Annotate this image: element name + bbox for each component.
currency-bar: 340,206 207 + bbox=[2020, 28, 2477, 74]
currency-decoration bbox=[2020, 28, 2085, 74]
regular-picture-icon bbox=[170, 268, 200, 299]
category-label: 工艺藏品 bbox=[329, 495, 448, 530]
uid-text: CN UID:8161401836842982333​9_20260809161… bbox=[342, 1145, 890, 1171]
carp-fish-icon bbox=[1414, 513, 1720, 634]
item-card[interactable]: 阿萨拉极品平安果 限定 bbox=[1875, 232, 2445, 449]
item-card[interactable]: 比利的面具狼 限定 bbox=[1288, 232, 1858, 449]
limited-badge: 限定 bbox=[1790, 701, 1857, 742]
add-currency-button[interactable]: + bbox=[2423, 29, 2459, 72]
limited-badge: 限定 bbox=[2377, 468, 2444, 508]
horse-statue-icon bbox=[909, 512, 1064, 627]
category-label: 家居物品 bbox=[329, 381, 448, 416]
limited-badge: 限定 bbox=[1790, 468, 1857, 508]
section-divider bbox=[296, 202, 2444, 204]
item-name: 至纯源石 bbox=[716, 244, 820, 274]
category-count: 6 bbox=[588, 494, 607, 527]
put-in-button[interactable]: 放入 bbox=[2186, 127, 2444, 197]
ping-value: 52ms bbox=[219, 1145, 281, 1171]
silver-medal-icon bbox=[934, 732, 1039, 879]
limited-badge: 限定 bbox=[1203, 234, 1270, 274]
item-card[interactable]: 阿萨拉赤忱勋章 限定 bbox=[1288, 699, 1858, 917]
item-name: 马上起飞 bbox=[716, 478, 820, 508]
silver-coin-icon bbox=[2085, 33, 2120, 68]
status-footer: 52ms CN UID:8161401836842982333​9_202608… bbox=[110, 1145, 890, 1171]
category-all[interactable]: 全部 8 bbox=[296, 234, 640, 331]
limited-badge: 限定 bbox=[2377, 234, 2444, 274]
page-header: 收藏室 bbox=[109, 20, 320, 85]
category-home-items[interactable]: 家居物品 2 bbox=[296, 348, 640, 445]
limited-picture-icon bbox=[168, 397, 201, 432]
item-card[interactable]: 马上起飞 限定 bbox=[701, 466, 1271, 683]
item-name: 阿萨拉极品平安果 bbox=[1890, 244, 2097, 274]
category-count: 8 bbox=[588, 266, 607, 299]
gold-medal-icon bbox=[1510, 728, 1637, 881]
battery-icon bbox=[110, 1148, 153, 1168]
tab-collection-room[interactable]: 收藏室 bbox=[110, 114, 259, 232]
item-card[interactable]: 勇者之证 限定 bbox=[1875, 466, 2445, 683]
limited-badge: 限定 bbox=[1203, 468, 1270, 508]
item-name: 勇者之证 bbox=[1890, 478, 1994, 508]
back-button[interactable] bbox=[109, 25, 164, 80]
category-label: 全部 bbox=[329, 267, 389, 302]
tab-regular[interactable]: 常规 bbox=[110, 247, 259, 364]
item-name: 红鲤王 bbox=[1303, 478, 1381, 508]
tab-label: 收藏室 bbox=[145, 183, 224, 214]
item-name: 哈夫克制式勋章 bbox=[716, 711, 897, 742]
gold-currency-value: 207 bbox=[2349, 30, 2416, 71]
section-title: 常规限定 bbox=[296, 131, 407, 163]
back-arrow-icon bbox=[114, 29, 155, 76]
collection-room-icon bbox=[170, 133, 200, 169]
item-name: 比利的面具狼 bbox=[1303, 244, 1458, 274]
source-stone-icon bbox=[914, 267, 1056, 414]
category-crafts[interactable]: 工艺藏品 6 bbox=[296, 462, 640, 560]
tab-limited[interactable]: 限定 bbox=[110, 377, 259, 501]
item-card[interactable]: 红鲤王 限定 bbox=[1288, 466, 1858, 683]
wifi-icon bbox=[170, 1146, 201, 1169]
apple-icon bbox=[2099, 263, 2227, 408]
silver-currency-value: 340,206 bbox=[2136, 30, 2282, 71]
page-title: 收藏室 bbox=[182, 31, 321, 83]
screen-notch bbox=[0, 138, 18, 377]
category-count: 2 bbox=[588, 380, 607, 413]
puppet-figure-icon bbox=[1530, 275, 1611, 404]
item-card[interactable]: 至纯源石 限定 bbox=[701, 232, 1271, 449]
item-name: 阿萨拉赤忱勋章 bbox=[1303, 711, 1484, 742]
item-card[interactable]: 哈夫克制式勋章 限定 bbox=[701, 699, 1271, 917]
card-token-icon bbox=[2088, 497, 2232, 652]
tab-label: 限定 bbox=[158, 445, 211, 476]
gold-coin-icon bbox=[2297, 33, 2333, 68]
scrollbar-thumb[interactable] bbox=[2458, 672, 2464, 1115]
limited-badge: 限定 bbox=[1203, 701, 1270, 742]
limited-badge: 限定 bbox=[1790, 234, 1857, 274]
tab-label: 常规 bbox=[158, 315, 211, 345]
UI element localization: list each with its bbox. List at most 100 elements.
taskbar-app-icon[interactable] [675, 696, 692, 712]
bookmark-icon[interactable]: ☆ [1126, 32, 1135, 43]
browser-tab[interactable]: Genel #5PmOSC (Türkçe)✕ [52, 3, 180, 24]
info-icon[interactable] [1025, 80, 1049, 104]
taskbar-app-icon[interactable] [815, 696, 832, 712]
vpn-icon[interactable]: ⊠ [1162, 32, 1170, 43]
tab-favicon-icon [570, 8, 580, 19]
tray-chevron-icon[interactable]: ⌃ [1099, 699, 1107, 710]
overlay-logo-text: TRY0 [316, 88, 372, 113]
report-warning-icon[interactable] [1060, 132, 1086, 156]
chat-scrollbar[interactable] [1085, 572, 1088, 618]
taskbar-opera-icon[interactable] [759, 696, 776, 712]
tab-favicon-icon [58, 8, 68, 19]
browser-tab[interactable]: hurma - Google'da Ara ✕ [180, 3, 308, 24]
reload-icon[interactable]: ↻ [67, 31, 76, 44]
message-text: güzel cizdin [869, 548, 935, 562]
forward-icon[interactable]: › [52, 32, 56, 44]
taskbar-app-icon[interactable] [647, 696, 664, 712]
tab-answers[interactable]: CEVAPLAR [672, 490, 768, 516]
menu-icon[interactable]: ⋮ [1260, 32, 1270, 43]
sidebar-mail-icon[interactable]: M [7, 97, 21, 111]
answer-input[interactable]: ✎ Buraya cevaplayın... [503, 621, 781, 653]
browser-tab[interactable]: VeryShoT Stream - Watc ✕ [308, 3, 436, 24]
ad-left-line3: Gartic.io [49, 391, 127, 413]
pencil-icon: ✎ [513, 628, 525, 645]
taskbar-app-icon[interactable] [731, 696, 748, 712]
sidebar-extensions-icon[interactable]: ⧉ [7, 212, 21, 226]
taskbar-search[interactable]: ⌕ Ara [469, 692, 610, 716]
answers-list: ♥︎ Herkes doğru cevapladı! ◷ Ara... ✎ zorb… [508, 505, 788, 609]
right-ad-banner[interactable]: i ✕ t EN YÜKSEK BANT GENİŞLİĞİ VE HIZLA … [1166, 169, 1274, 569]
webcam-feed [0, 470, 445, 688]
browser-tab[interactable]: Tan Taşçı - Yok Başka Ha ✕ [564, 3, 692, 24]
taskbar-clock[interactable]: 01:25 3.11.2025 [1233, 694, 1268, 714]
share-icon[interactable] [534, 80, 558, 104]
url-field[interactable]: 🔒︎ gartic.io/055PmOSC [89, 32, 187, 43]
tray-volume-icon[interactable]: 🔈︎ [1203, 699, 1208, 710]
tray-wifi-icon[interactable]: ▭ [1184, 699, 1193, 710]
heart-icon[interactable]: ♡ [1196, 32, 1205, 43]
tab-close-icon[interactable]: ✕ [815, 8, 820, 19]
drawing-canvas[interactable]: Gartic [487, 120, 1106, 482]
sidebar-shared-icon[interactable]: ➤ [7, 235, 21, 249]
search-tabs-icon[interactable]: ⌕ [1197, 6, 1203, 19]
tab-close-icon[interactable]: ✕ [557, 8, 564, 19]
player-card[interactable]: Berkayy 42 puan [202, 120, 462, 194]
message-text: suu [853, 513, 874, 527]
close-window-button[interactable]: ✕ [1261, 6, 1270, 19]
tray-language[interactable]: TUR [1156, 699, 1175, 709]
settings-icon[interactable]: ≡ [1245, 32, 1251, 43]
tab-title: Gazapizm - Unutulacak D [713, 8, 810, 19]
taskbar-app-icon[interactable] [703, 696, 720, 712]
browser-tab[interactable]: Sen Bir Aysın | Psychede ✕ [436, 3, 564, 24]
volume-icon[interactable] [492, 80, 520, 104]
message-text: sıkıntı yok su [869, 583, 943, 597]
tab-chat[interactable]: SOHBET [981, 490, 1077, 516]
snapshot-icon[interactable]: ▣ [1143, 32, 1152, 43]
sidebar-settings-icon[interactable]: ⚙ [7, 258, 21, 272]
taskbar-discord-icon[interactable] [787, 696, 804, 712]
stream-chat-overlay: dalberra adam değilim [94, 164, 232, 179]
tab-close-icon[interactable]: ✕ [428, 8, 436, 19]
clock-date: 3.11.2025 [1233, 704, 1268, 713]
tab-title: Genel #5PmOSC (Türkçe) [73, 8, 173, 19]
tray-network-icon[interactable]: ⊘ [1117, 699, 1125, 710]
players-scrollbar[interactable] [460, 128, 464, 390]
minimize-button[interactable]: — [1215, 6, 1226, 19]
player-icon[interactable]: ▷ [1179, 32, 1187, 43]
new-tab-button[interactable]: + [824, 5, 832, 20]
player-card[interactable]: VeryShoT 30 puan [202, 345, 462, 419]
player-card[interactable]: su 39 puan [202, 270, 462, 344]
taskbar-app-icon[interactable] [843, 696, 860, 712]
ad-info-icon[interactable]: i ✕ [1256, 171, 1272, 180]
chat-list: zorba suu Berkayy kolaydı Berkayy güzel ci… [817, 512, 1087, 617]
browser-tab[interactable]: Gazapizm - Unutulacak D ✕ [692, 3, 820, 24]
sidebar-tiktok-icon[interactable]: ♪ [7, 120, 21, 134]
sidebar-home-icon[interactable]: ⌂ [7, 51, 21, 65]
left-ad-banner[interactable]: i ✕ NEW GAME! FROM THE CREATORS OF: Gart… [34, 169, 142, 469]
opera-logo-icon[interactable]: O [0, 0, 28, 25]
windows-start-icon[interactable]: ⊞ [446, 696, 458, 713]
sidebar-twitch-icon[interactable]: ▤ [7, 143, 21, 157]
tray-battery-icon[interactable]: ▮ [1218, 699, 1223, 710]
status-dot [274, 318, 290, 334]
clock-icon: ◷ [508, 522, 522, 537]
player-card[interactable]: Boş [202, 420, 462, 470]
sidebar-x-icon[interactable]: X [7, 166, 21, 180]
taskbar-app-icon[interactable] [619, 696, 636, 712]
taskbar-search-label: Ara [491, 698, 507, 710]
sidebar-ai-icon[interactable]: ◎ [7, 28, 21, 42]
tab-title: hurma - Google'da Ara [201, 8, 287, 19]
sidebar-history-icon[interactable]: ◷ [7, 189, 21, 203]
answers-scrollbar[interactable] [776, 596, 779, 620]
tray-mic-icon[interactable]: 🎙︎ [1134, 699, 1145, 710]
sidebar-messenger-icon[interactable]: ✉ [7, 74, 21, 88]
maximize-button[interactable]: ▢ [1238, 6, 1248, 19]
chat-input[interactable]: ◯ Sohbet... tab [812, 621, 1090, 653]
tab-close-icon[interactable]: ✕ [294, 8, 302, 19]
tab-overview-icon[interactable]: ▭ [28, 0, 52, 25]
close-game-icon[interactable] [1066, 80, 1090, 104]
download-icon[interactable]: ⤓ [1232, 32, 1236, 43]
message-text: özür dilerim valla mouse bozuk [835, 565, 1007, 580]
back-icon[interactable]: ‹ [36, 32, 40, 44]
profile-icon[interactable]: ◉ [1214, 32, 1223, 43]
----
▸ **What to produce**
Set out the data above, from its first line through the line that contains "category-label: 工艺藏品 bbox=[329, 495, 448, 530]", both included, as a JSON list of strings with one string per line and blank lines left out.

▸ **Written answer**
[
  "Annotate this image: element name + bbox for each component.",
  "currency-bar: 340,206 207 + bbox=[2020, 28, 2477, 74]",
  "currency-decoration bbox=[2020, 28, 2085, 74]",
  "regular-picture-icon bbox=[170, 268, 200, 299]",
  "category-label: 工艺藏品 bbox=[329, 495, 448, 530]"
]